> **TASK DESCRIPTION**: Find each line of the data below that contains the string "checkbox" and copy that line in full. Case counts.

> **EXERCISE INPUT**:
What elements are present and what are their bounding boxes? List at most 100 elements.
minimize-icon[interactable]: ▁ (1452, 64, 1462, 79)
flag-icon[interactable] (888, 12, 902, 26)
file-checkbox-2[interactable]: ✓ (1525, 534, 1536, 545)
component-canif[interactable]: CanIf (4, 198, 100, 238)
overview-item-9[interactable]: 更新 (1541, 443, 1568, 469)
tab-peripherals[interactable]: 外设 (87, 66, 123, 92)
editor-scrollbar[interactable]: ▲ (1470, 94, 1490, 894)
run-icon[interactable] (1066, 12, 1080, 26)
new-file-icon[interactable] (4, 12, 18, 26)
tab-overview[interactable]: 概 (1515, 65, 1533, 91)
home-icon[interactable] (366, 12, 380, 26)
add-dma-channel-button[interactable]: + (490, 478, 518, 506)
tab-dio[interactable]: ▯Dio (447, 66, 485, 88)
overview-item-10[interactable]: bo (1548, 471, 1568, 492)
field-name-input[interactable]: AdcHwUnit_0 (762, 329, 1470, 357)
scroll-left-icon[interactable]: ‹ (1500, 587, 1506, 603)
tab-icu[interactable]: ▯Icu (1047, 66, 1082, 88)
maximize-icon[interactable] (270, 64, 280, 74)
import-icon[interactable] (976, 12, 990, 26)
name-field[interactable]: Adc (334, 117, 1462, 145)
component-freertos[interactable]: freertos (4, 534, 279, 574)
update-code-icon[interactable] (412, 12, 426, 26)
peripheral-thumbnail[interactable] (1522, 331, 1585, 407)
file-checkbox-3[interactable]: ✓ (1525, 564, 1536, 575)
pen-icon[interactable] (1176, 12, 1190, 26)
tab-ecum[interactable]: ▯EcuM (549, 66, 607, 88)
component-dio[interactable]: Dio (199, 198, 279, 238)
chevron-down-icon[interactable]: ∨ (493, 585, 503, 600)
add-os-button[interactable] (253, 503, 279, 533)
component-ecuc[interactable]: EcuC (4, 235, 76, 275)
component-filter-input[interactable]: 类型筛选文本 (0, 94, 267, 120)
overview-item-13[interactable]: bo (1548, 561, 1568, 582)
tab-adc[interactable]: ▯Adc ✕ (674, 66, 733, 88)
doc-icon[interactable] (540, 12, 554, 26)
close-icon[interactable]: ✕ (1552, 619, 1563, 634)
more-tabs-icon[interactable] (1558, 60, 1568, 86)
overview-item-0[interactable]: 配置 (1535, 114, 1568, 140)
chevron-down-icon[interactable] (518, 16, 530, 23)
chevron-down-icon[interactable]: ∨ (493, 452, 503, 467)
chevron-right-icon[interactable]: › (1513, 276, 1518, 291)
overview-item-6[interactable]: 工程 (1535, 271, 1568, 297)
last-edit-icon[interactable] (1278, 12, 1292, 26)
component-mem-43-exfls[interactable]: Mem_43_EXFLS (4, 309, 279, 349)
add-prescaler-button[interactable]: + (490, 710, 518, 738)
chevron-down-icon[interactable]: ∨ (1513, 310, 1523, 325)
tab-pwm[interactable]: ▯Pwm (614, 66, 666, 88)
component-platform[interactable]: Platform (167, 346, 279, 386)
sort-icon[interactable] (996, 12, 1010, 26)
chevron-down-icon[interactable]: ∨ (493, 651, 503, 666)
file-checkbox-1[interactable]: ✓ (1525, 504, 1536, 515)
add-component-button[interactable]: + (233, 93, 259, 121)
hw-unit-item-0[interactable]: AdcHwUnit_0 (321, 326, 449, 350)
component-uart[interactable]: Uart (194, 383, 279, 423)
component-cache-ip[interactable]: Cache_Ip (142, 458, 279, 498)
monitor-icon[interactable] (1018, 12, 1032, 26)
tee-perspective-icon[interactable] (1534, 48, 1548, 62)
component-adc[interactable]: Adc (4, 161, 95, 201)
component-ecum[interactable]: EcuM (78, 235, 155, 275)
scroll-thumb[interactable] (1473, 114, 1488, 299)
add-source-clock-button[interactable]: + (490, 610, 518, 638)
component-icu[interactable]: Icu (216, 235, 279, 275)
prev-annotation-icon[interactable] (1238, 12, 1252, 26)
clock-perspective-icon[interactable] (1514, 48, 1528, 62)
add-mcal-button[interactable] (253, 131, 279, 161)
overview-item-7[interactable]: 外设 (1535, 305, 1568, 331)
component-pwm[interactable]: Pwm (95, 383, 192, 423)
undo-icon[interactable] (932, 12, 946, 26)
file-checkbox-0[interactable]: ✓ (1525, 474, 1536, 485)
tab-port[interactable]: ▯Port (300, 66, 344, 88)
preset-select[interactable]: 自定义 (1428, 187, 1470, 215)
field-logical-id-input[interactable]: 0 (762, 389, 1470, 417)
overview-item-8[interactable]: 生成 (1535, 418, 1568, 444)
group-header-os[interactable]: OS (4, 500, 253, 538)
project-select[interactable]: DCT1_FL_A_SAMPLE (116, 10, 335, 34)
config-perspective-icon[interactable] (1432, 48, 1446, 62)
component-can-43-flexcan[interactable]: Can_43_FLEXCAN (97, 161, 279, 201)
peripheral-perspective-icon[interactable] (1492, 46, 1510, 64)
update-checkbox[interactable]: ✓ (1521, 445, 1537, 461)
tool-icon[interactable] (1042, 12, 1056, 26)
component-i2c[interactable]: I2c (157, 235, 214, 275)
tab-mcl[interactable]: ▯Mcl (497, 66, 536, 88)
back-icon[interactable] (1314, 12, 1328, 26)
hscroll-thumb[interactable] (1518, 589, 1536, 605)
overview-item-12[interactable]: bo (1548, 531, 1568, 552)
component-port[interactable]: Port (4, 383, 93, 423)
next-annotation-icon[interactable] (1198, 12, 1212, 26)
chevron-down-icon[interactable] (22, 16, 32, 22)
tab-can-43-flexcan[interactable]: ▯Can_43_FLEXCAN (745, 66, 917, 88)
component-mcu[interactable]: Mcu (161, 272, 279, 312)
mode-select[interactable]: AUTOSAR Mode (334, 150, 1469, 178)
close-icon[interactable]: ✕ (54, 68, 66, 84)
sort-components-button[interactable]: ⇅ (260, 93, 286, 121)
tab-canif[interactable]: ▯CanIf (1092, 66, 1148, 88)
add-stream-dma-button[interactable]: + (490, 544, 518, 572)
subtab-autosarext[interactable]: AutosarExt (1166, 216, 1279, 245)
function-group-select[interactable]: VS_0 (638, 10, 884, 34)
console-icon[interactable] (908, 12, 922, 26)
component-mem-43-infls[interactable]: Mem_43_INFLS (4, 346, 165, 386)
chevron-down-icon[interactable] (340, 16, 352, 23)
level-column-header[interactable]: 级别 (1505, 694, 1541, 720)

> **RESPONSE TO THIS TASK**:
file-checkbox-2[interactable]: ✓ (1525, 534, 1536, 545)
file-checkbox-3[interactable]: ✓ (1525, 564, 1536, 575)
file-checkbox-1[interactable]: ✓ (1525, 504, 1536, 515)
file-checkbox-0[interactable]: ✓ (1525, 474, 1536, 485)
update-checkbox[interactable]: ✓ (1521, 445, 1537, 461)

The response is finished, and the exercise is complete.